To do = Leave out the pictures and repeat exactly the lines from the one containing "Transcribe the text in this document." through the end of the records.

Data extract =
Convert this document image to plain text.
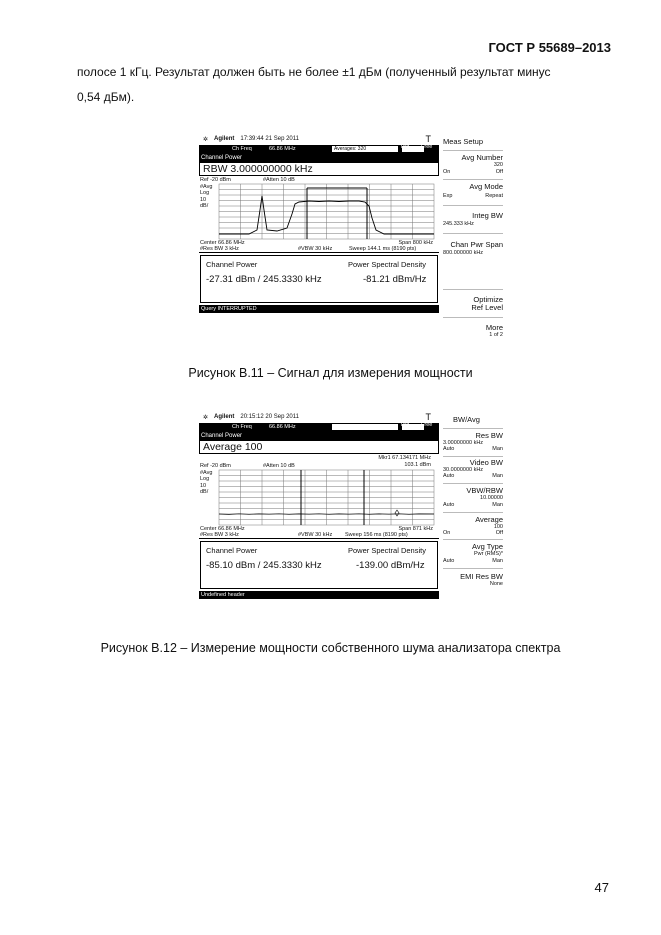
ГОСТ Р 55689–2013
полосе 1 кГц. Результат должен быть не более ±1 дБм (полученный результат минус
0,54 дБм).
✲ Agilent 17:39:44 21 Sep 2011	T
Ch Freq	66.86 MHz	Averages: 320	Trig Free
Channel Power
RBW 3.000000000 kHz
Ref -20 dBm
#Avg
Log
10
dB/
#Atten 10 dB
Center 66.86 MHz	Span 800 kHz
#Res BW 3 kHz	#VBW 30 kHz	Sweep 144.1 ms (8190 pts)
Channel Power	Power Spectral Density
-27.31 dBm / 245.3330 kHz	-81.21 dBm/Hz
Query INTERRUPTED
Meas Setup
Avg Number
320
On	Off
Avg Mode
Exp	Repeat
Integ BW
245.333 kHz
Chan Pwr Span
800.000000 kHz
Optimize
Ref Level
More
1 of 2
Рисунок В.11 – Сигнал для измерения мощности
✲ Agilent 20:15:12 20 Sep 2011	T
Ch Freq	66.86 MHz	Trig Free
Channel Power
Average 100
Mkr1 67.134171 MHz
103.1 dBm
Ref -20 dBm
#Avg
Log
10
dB/
#Atten 10 dB
Center 66.86 MHz	Span 871 kHz
#Res BW 3 kHz	#VBW 30 kHz Sweep 156 ms (8190 pts)
Channel Power	Power Spectral Density
-85.10 dBm / 245.3330 kHz	-139.00 dBm/Hz
Undefined header
BW/Avg
Res BW
3.00000000 kHz
Auto	Man
Video BW
30.0000000 kHz
Auto	Man
VBW/RBW
10.00000
Auto	Man
Average
100
On	Off
Avg Type
Pwr (RMS)*
Auto	Man
EMI Res BW
None
Рисунок В.12 – Измерение мощности собственного шума анализатора спектра
47
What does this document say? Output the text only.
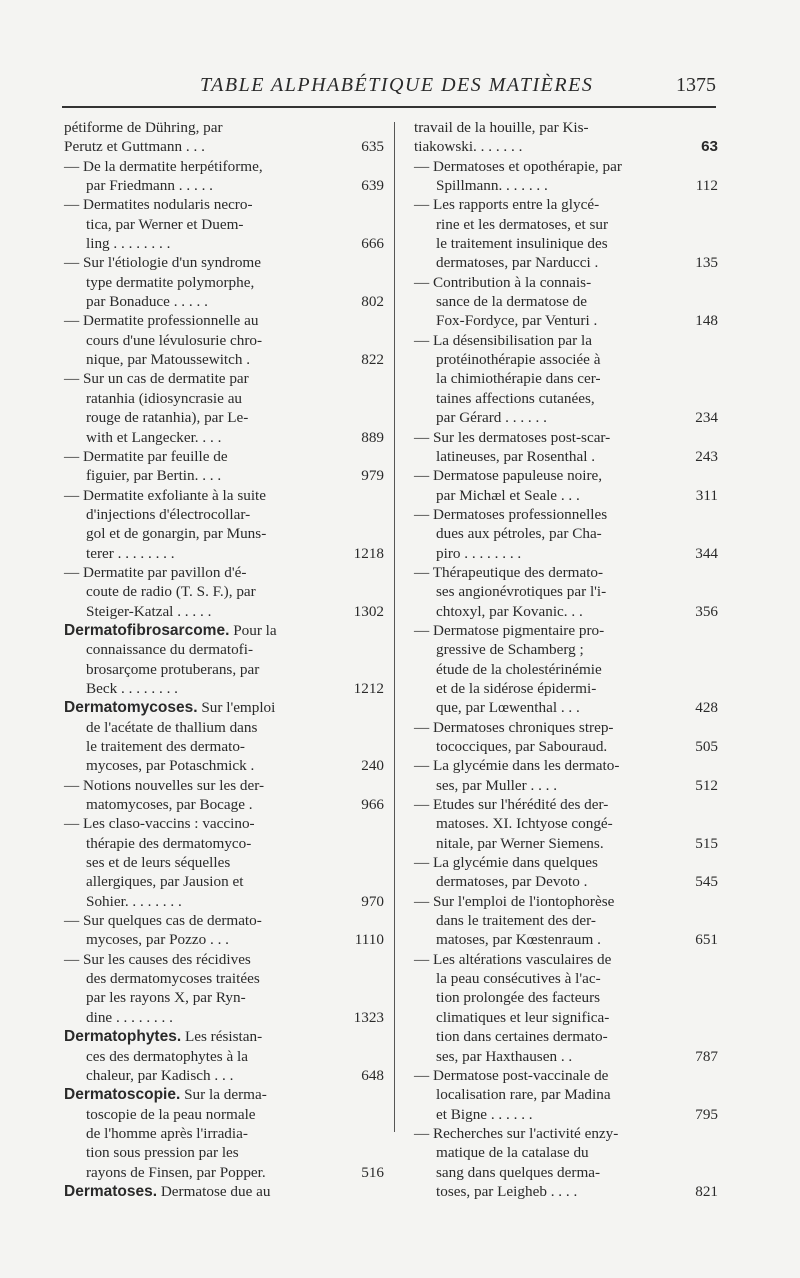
TABLE ALPHABÉTIQUE DES MATIÈRES	1375
pétiforme de Dühring, par
Perutz et Guttmann . . .	635
— De la dermatite herpétiforme,
par Friedmann . . . . .	639
— Dermatites nodularis necro-
tica, par Werner et Duem-
ling . . . . . . . .	666
— Sur l'étiologie d'un syndrome
type dermatite polymorphe,
par Bonaduce . . . . .	802
— Dermatite professionnelle au
cours d'une lévulosurie chro-
nique, par Matoussewitch .	822
— Sur un cas de dermatite par
ratanhia (idiosyncrasie au
rouge de ratanhia), par Le-
with et Langecker. . . .	889
— Dermatite par feuille de
figuier, par Bertin. . . .	979
— Dermatite exfoliante à la suite
d'injections d'électrocollar-
gol et de gonargin, par Muns-
terer . . . . . . . .	1218
— Dermatite par pavillon d'é-
coute de radio (T. S. F.), par
Steiger-Katzal . . . . .	1302
Dermatofibrosarcome. Pour la
connaissance du dermatofi-
brosarçome protuberans, par
Beck . . . . . . . .	1212
Dermatomycoses. Sur l'emploi
de l'acétate de thallium dans
le traitement des dermato-
mycoses, par Potaschmick .	240
— Notions nouvelles sur les der-
matomycoses, par Bocage .	966
— Les claso-vaccins : vaccino-
thérapie des dermatomyco-
ses et de leurs séquelles
allergiques, par Jausion et
Sohier. . . . . . . .	970
— Sur quelques cas de dermato-
mycoses, par Pozzo . . .	1110
— Sur les causes des récidives
des dermatomycoses traitées
par les rayons X, par Ryn-
dine . . . . . . . .	1323
Dermatophytes. Les résistan-
ces des dermatophytes à la
chaleur, par Kadisch . . .	648
Dermatoscopie. Sur la derma-
toscopie de la peau normale
de l'homme après l'irradia-
tion sous pression par les
rayons de Finsen, par Popper.	516
Dermatoses. Dermatose due au
travail de la houille, par Kis-
tiakowski. . . . . . .	63
— Dermatoses et opothérapie, par
Spillmann. . . . . . .	112
— Les rapports entre la glycé-
rine et les dermatoses, et sur
le traitement insulinique des
dermatoses, par Narducci .	135
— Contribution à la connais-
sance de la dermatose de
Fox-Fordyce, par Venturi .	148
— La désensibilisation par la
protéinothérapie associée à
la chimiothérapie dans cer-
taines affections cutanées,
par Gérard . . . . . .	234
— Sur les dermatoses post-scar-
latineuses, par Rosenthal .	243
— Dermatose papuleuse noire,
par Michæl et Seale . . .	311
— Dermatoses professionnelles
dues aux pétroles, par Cha-
piro . . . . . . . .	344
— Thérapeutique des dermato-
ses angionévrotiques par l'i-
chtoxyl, par Kovanic. . .	356
— Dermatose pigmentaire pro-
gressive de Schamberg ;
étude de la cholestérinémie
et de la sidérose épidermi-
que, par Lœwenthal . . .	428
— Dermatoses chroniques strep-
tococciques, par Sabouraud.	505
— La glycémie dans les dermato-
ses, par Muller . . . .	512
— Etudes sur l'hérédité des der-
matoses. XI. Ichtyose congé-
nitale, par Werner Siemens.	515
— La glycémie dans quelques
dermatoses, par Devoto .	545
— Sur l'emploi de l'iontophorèse
dans le traitement des der-
matoses, par Kœstenraum .	651
— Les altérations vasculaires de
la peau consécutives à l'ac-
tion prolongée des facteurs
climatiques et leur significa-
tion dans certaines dermato-
ses, par Haxthausen . .	787
— Dermatose post-vaccinale de
localisation rare, par Madina
et Bigne . . . . . .	795
— Recherches sur l'activité enzy-
matique de la catalase du
sang dans quelques derma-
toses, par Leigheb . . . .	821
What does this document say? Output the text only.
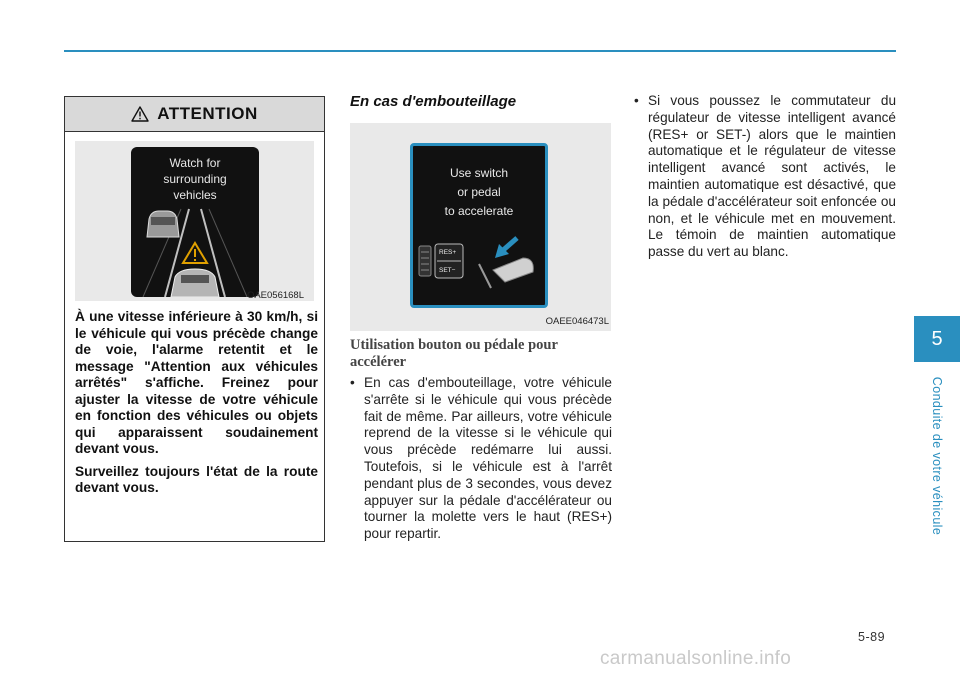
ATTENTION
Watch for
surrounding
vehicles
OAE056168L

À une vitesse inférieure à 30 km/h, si le véhicule qui vous précède change de voie, l'alarme retentit et le message "Attention aux véhicules arrêtés" s'affiche. Freinez pour ajuster la vitesse de votre véhicule en fonction des véhicules ou objets qui apparaissent soudainement devant vous.

Surveillez toujours l'état de la route devant vous.

En cas d'embouteillage
Use switch
or pedal
to accelerate
RES+
SET−
OAEE046473L
Utilisation bouton ou pédale pour accélérer
• En cas d'embouteillage, votre véhicule s'arrête si le véhicule qui vous précède fait de même. Par ailleurs, votre véhicule reprend de la vitesse si le véhicule qui vous précède redémarre lui aussi. Toutefois, si le véhicule est à l'arrêt pendant plus de 3 secondes, vous devez appuyer sur la pédale d'accélérateur ou tourner la molette vers le haut (RES+) pour repartir.
• Si vous poussez le commutateur du régulateur de vitesse intelligent avancé (RES+ or SET-) alors que le maintien automatique et le régulateur de vitesse intelligent avancé sont activés, le maintien automatique est désactivé, que la pédale d'accélérateur soit enfoncée ou non, et le véhicule met en mouvement. Le témoin de maintien automatique passe du vert au blanc.
5
Conduite de votre véhicule
5-89
carmanualsonline.info
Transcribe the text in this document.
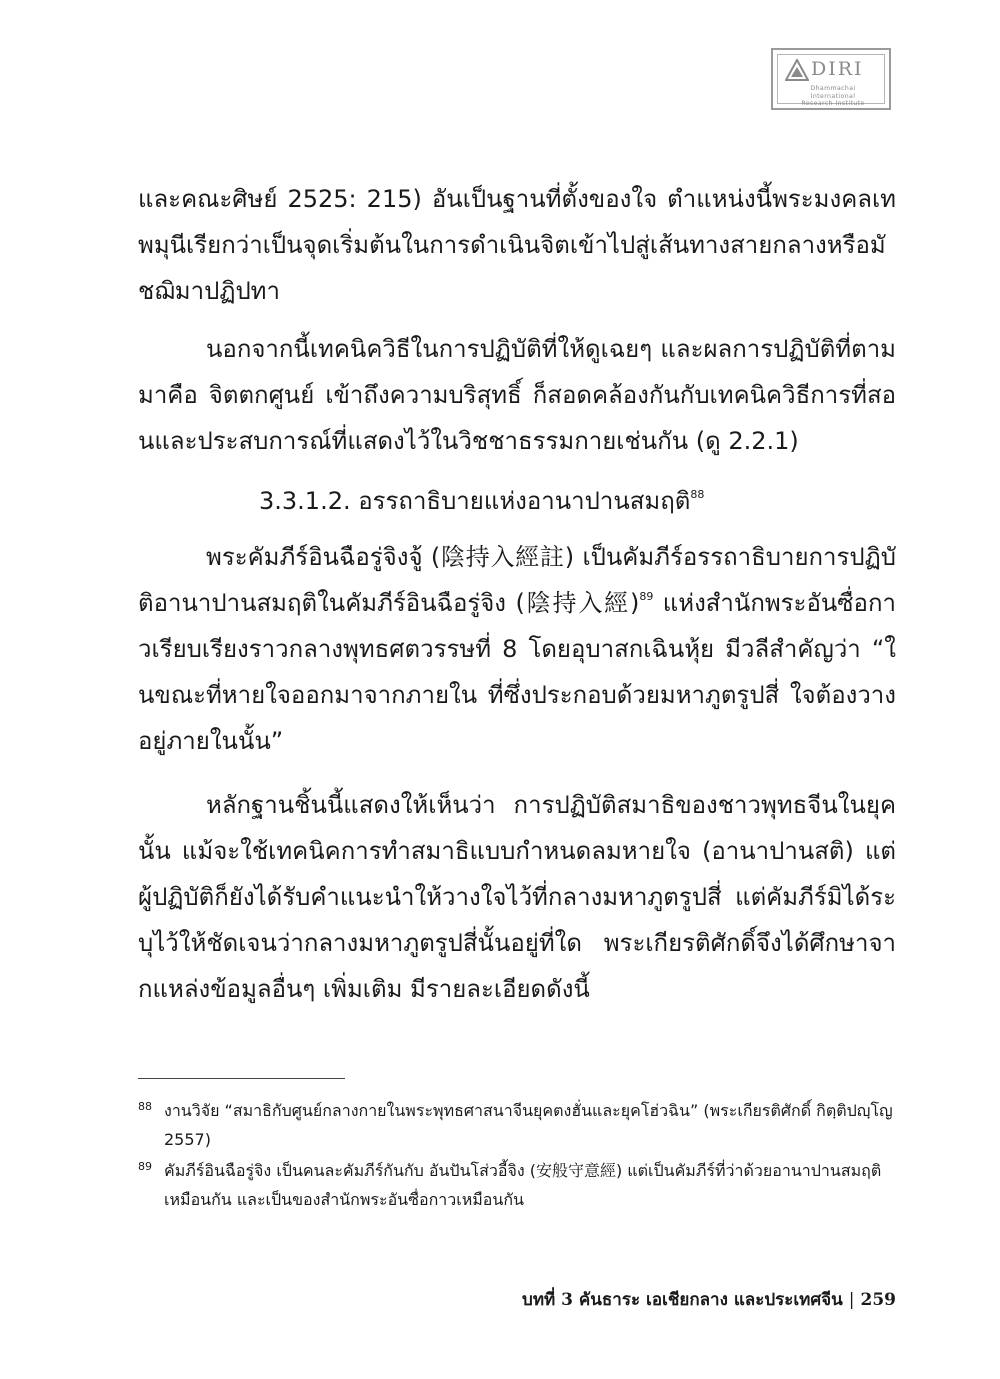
DIRI
Dhammachai International
Research Institute

และคณะศิษย์ 2525: 215) อันเป็นฐานที่ตั้งของใจ ตำแหน่งนี้พระมงคลเทพมุนีเรียกว่าเป็นจุดเริ่มต้นในการดำเนินจิตเข้าไปสู่เส้นทางสายกลางหรือมัชฌิมาปฏิปทา

นอกจากนี้เทคนิควิธีในการปฏิบัติที่ให้ดูเฉยๆ และผลการปฏิบัติที่ตามมาคือ จิตตกศูนย์ เข้าถึงความบริสุทธิ์ ก็สอดคล้องกันกับเทคนิควิธีการที่สอนและประสบการณ์ที่แสดงไว้ในวิชชาธรรมกายเช่นกัน (ดู 2.2.1)

3.3.1.2. อรรถาธิบายแห่งอานาปานสมฤติ$^{88}$

พระคัมภีร์อินฉือรู่จิงจู้ (陰持入經註) เป็นคัมภีร์อรรถาธิบายการปฏิบัติอานาปานสมฤติในคัมภีร์อินฉือรู่จิง (陰持入經)$^{89}$ แห่งสำนักพระอันซื่อกาวเรียบเรียงราวกลางพุทธศตวรรษที่ 8 โดยอุบาสกเฉินหุ้ย มีวลีสำคัญว่า “ในขณะที่หายใจออกมาจากภายใน ที่ซึ่งประกอบด้วยมหาภูตรูปสี่ ใจต้องวางอยู่ภายในนั้น”

หลักฐานชิ้นนี้แสดงให้เห็นว่า การปฏิบัติสมาธิของชาวพุทธจีนในยุคนั้น แม้จะใช้เทคนิคการทำสมาธิแบบกำหนดลมหายใจ (อานาปานสติ) แต่ผู้ปฏิบัติก็ยังได้รับคำแนะนำให้วางใจไว้ที่กลางมหาภูตรูปสี่ แต่คัมภีร์มิได้ระบุไว้ให้ชัดเจนว่ากลางมหาภูตรูปสี่นั้นอยู่ที่ใด พระเกียรติศักดิ์จึงได้ศึกษาจากแหล่งข้อมูลอื่นๆ เพิ่มเติม มีรายละเอียดดังนี้

88 งานวิจัย “สมาธิกับศูนย์กลางกายในพระพุทธศาสนาจีนยุคตงฮั่นและยุคโฮ่วฉิน” (พระเกียรติศักดิ์ กิตฺติปญฺโญ 2557)
89 คัมภีร์อินฉือรู่จิง เป็นคนละคัมภีร์กันกับ อันปันโส่วอี้จิง (安般守意經) แต่เป็นคัมภีร์ที่ว่าด้วยอานาปานสมฤติ เหมือนกัน และเป็นของสำนักพระอันซื่อกาวเหมือนกัน
บทที่ 3 คันธาระ เอเชียกลาง และประเทศจีน | 259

Response to this task =
Transcribe the text in this document.
DIRI
Dhammachai International
Research Institute

และคณะศิษย์ 2525: 215) อันเป็นฐานที่ตั้งของใจ ตำแหน่งนี้พระมงคลเทพมุนีเรียกว่าเป็นจุดเริ่มต้นในการดำเนินจิตเข้าไปสู่เส้นทางสายกลางหรือมัชฌิมาปฏิปทา

นอกจากนี้เทคนิควิธีในการปฏิบัติที่ให้ดูเฉยๆ และผลการปฏิบัติที่ตามมาคือ จิตตกศูนย์ เข้าถึงความบริสุทธิ์ ก็สอดคล้องกันกับเทคนิควิธีการที่สอนและประสบการณ์ที่แสดงไว้ในวิชชาธรรมกายเช่นกัน (ดู 2.2.1)

3.3.1.2. อรรถาธิบายแห่งอานาปานสมฤติ$^{88}$

พระคัมภีร์อินฉือรู่จิงจู้ (陰持入經註) เป็นคัมภีร์อรรถาธิบายการปฏิบัติอานาปานสมฤติในคัมภีร์อินฉือรู่จิง (陰持入經)$^{89}$ แห่งสำนักพระอันซื่อกาวเรียบเรียงราวกลางพุทธศตวรรษที่ 8 โดยอุบาสกเฉินหุ้ย มีวลีสำคัญว่า “ในขณะที่หายใจออกมาจากภายใน ที่ซึ่งประกอบด้วยมหาภูตรูปสี่ ใจต้องวางอยู่ภายในนั้น”

หลักฐานชิ้นนี้แสดงให้เห็นว่า การปฏิบัติสมาธิของชาวพุทธจีนในยุคนั้น แม้จะใช้เทคนิคการทำสมาธิแบบกำหนดลมหายใจ (อานาปานสติ) แต่ผู้ปฏิบัติก็ยังได้รับคำแนะนำให้วางใจไว้ที่กลางมหาภูตรูปสี่ แต่คัมภีร์มิได้ระบุไว้ให้ชัดเจนว่ากลางมหาภูตรูปสี่นั้นอยู่ที่ใด พระเกียรติศักดิ์จึงได้ศึกษาจากแหล่งข้อมูลอื่นๆ เพิ่มเติม มีรายละเอียดดังนี้

88 งานวิจัย “สมาธิกับศูนย์กลางกายในพระพุทธศาสนาจีนยุคตงฮั่นและยุคโฮ่วฉิน” (พระเกียรติศักดิ์ กิตฺติปญฺโญ 2557)
89 คัมภีร์อินฉือรู่จิง เป็นคนละคัมภีร์กันกับ อันปันโส่วอี้จิง (安般守意經) แต่เป็นคัมภีร์ที่ว่าด้วยอานาปานสมฤติ เหมือนกัน และเป็นของสำนักพระอันซื่อกาวเหมือนกัน
บทที่ 3 คันธาระ เอเชียกลาง และประเทศจีน | 259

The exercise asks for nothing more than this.